[BEGIN Input data]

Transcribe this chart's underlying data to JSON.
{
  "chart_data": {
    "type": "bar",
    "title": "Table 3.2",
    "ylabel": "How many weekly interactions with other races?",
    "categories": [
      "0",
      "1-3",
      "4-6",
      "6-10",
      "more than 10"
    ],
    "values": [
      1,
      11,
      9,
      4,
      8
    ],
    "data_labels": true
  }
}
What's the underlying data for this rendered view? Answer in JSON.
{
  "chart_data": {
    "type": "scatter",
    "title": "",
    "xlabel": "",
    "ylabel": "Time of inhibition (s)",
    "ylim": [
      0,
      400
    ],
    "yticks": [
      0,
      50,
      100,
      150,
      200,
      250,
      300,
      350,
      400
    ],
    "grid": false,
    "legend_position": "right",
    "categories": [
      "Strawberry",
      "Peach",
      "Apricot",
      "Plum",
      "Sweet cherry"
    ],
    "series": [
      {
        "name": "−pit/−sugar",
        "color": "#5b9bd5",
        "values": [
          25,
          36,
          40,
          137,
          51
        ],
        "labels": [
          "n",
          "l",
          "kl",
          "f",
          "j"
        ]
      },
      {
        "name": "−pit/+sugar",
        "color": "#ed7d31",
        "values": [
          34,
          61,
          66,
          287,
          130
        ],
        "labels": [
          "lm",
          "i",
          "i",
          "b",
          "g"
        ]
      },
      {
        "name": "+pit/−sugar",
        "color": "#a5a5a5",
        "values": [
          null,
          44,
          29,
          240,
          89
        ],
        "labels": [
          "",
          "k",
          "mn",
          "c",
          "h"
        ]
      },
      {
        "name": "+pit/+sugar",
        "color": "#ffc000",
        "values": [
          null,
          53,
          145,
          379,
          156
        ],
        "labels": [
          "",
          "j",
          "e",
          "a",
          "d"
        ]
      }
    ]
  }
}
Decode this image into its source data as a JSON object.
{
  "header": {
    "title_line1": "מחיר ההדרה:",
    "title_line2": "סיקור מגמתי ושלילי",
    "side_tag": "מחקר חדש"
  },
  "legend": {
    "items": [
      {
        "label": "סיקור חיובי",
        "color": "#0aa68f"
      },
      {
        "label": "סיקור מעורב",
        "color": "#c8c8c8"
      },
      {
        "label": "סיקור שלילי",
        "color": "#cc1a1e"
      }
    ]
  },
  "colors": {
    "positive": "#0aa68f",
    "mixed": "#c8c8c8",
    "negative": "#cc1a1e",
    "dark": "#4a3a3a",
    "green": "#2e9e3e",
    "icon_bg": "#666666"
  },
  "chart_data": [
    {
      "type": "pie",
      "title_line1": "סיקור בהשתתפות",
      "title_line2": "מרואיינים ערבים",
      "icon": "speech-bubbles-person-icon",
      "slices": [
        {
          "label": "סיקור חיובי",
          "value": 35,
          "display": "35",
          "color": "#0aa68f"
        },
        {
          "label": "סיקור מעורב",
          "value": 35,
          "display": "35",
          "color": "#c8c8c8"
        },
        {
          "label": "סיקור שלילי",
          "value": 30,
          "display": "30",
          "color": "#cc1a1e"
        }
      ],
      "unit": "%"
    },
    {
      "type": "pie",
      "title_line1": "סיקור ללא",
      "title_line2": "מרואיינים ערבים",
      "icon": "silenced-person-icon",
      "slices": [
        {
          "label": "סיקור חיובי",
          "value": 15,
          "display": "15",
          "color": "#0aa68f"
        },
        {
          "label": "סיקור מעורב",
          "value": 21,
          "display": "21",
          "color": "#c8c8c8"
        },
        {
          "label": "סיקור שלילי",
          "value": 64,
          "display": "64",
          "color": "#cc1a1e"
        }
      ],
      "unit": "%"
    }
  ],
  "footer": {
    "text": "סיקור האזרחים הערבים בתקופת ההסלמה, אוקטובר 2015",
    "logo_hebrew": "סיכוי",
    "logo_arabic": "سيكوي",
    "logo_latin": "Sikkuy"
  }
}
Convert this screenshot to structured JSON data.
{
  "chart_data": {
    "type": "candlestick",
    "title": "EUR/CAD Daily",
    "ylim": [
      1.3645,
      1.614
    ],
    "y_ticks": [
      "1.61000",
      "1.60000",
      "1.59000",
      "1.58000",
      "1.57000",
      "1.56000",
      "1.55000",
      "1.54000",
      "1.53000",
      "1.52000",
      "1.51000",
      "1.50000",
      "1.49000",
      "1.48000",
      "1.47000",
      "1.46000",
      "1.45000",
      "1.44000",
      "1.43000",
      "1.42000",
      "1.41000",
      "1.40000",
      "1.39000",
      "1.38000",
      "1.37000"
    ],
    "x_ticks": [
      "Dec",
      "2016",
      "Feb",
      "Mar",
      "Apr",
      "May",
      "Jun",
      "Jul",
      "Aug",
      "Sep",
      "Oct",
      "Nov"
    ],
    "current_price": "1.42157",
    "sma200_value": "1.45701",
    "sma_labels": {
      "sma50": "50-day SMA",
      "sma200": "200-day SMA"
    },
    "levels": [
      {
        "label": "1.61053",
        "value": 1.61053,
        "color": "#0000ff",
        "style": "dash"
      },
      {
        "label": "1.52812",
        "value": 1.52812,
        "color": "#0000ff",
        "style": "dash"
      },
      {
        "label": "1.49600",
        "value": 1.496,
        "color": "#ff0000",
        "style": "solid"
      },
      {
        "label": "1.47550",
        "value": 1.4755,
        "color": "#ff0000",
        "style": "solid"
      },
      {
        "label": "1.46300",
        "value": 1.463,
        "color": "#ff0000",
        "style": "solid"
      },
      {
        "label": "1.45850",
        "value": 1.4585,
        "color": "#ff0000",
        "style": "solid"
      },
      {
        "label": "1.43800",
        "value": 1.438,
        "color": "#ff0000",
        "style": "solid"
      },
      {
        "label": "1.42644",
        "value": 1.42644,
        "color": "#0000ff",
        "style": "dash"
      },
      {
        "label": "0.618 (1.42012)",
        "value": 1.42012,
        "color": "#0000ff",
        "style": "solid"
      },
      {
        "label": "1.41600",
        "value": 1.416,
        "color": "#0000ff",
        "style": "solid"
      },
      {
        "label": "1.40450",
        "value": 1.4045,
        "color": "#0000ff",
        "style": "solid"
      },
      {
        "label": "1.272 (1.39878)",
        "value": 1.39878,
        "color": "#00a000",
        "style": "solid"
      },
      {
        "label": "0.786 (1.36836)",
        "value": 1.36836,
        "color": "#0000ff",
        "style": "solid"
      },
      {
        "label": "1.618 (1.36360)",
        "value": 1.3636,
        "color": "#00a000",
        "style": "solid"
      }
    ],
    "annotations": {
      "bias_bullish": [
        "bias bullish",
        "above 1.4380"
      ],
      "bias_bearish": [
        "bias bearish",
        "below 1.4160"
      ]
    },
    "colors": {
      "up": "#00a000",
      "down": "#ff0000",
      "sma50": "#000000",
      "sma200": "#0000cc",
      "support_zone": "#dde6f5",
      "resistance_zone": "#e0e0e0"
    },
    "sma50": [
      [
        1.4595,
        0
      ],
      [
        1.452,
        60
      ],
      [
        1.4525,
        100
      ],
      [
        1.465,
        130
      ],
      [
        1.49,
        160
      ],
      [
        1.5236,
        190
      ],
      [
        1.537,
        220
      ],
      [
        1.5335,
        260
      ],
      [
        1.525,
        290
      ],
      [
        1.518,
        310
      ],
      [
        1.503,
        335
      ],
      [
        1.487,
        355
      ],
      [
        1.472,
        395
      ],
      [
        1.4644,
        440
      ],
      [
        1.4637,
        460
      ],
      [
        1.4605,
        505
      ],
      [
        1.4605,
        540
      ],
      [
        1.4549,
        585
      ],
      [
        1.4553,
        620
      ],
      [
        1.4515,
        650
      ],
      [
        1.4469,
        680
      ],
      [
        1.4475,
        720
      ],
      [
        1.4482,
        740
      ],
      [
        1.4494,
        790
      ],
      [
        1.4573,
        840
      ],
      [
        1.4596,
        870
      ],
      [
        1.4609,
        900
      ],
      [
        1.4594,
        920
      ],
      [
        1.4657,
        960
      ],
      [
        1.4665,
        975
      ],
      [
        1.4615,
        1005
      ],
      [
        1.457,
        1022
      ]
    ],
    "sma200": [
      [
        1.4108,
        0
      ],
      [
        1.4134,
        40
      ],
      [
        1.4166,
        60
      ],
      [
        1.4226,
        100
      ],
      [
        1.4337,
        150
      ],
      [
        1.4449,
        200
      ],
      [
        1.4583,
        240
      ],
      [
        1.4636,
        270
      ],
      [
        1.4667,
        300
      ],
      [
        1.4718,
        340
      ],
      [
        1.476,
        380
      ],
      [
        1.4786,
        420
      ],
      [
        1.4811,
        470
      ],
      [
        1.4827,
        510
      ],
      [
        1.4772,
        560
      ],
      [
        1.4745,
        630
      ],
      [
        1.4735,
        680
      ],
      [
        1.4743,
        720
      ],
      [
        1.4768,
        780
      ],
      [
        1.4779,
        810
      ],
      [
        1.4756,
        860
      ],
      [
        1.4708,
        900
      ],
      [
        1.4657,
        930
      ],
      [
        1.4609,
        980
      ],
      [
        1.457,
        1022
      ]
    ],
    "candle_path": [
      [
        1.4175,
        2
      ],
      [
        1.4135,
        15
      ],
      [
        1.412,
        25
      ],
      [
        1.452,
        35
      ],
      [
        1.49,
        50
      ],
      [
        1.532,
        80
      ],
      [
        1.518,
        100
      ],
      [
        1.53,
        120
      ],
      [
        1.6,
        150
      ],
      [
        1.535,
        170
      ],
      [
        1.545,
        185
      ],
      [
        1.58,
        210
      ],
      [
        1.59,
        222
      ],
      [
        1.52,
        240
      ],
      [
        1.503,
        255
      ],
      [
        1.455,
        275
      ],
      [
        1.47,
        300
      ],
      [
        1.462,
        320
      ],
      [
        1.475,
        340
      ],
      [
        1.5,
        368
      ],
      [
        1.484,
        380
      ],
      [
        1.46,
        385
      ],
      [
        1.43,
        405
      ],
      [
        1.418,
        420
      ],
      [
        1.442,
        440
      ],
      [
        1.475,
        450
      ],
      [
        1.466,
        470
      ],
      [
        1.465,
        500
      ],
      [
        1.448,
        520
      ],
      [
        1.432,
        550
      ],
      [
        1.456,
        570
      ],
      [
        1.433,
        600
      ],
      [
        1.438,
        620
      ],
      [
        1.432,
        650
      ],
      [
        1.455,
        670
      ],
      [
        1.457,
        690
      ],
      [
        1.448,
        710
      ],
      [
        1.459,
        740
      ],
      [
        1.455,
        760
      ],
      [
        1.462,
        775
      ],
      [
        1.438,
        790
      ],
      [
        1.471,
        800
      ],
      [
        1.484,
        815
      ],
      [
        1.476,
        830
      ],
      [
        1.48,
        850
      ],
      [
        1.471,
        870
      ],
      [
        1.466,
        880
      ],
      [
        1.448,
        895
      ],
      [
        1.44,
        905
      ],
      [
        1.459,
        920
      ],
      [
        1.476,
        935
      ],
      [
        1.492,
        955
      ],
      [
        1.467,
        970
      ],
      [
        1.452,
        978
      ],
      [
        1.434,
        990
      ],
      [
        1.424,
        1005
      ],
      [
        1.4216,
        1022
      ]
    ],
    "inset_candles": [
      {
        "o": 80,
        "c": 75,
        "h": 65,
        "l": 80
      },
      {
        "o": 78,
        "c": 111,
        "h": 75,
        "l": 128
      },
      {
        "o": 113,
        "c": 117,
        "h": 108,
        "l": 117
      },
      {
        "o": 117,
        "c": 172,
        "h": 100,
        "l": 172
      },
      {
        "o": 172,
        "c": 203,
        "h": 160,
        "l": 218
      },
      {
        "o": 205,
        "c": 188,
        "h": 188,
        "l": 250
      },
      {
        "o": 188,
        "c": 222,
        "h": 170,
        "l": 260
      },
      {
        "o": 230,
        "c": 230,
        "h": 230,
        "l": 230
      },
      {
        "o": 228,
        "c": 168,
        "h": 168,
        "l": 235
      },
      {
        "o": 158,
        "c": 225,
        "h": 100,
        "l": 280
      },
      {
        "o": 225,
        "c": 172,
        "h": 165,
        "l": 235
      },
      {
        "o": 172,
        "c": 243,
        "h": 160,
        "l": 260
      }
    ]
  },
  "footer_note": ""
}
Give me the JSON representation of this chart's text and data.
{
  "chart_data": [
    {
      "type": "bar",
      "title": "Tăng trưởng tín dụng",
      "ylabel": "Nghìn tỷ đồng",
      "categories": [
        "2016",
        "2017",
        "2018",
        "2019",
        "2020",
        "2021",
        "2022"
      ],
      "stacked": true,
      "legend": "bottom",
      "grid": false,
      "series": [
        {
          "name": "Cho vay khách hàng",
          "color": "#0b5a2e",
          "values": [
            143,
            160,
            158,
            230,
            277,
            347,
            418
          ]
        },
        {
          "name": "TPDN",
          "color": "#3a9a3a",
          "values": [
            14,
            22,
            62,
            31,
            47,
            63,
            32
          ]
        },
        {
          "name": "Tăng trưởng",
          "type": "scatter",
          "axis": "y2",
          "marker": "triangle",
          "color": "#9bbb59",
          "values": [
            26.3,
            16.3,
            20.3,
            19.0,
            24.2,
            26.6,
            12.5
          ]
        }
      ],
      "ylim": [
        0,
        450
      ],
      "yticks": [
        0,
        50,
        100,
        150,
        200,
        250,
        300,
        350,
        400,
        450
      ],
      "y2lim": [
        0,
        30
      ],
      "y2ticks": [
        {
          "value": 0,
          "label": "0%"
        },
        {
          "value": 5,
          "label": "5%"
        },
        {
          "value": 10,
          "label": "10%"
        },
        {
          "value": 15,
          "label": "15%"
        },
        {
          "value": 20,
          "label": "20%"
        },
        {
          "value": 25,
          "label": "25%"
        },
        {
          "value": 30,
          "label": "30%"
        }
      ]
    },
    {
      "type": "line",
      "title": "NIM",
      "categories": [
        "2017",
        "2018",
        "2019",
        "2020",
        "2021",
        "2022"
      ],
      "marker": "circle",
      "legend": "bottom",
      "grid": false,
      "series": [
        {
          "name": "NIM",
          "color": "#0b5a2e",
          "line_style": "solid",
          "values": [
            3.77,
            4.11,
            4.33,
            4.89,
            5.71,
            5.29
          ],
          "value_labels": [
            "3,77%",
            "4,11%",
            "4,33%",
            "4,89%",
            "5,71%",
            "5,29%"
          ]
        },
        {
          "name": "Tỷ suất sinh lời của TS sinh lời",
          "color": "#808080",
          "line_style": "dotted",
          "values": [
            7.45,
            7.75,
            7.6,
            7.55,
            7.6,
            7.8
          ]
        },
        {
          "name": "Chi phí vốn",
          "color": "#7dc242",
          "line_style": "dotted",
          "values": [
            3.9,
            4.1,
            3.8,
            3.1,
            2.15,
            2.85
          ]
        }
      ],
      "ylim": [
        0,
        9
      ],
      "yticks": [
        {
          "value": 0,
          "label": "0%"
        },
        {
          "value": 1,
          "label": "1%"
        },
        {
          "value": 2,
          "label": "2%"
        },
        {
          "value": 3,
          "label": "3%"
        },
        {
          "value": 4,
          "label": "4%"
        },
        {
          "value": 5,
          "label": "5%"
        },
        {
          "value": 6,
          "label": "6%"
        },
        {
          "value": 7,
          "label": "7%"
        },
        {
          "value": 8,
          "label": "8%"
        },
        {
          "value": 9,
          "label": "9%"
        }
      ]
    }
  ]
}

[END Input data]

__Short task__: Gather up the lines that contain the word "sugar".

__Right answer__:
        "name": "−pit/−sugar",
        "name": "−pit/+sugar",
        "name": "+pit/−sugar",
        "name": "+pit/+sugar",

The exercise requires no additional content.